# [Travail demandé]
a – Traduisez en anglais cette phrase du texte fourni : « Les sièges avant font preuve d’un grand confort et sont chauffants ET climatisés, même dans la plus basique des XJ. »
b – Renvoyez à l’identique le passage du texte fourni situé entre « Le conducteur fait » et « cas de renversement. », ces deux extrémités comprises.

# [Texte fourni]

--

Le conducteur fait face à une instrumentation empruntée à Land Rover, entièrement digitale, en HD s.v.p. !, mais qui ressemble à s’y méprendre à une instrumentation analogique. Ce type de graphisme permet au conducteur de personnaliser les données affichées tout en assurant un look traditionnel. Petit détail : lorsque le mode Dynamic est choisi, les jauges se parent d’un rouge du plus bel effet. Les sièges avant font preuve d’un grand confort et sont chauffants ET climatisés, même dans la plus basique des XJ. La visibilité vers l’avant et les côtés ne pose aucun problème grâce à des piliers de toit que l’utilisation d’aluminium a permis de rendre plus minces tout en respectant les normes de sécurité en cas de renversement.

--

# [Données fournies]
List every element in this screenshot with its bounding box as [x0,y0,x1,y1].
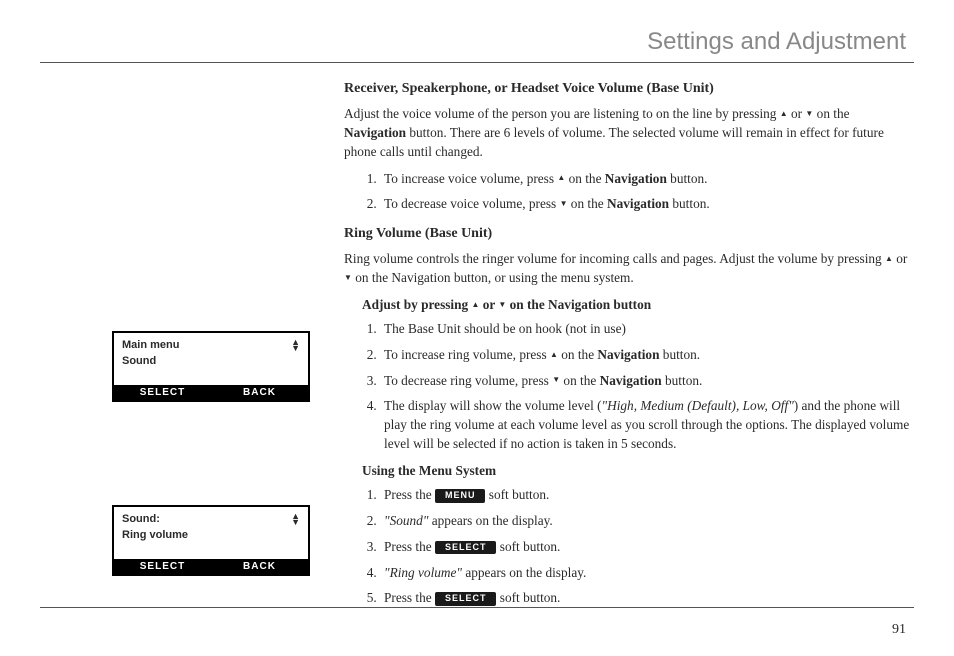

--

# [Exercice corrigé]
a – The front seats are very comfortable and are heated AND cooled, even in the most basic XJ.

b –
Le conducteur fait face à une instrumentation empruntée à Land Rover, entièrement digitale, en HD s.v.p. !, mais qui ressemble à s’y méprendre à une instrumentation analogique. Ce type de graphisme permet au conducteur de personnaliser les données affichées tout en assurant un look traditionnel. Petit détail : lorsque le mode Dynamic est choisi, les jauges se parent d’un rouge du plus bel effet. Les sièges avant font preuve d’un grand confort et sont chauffants ET climatisés, même dans la plus basique des XJ. La visibilité vers l’avant et les côtés ne pose aucun problème grâce à des piliers de toit que l’utilisation d’aluminium a permis de rendre plus minces tout en respectant les normes de sécurité en cas de renversement.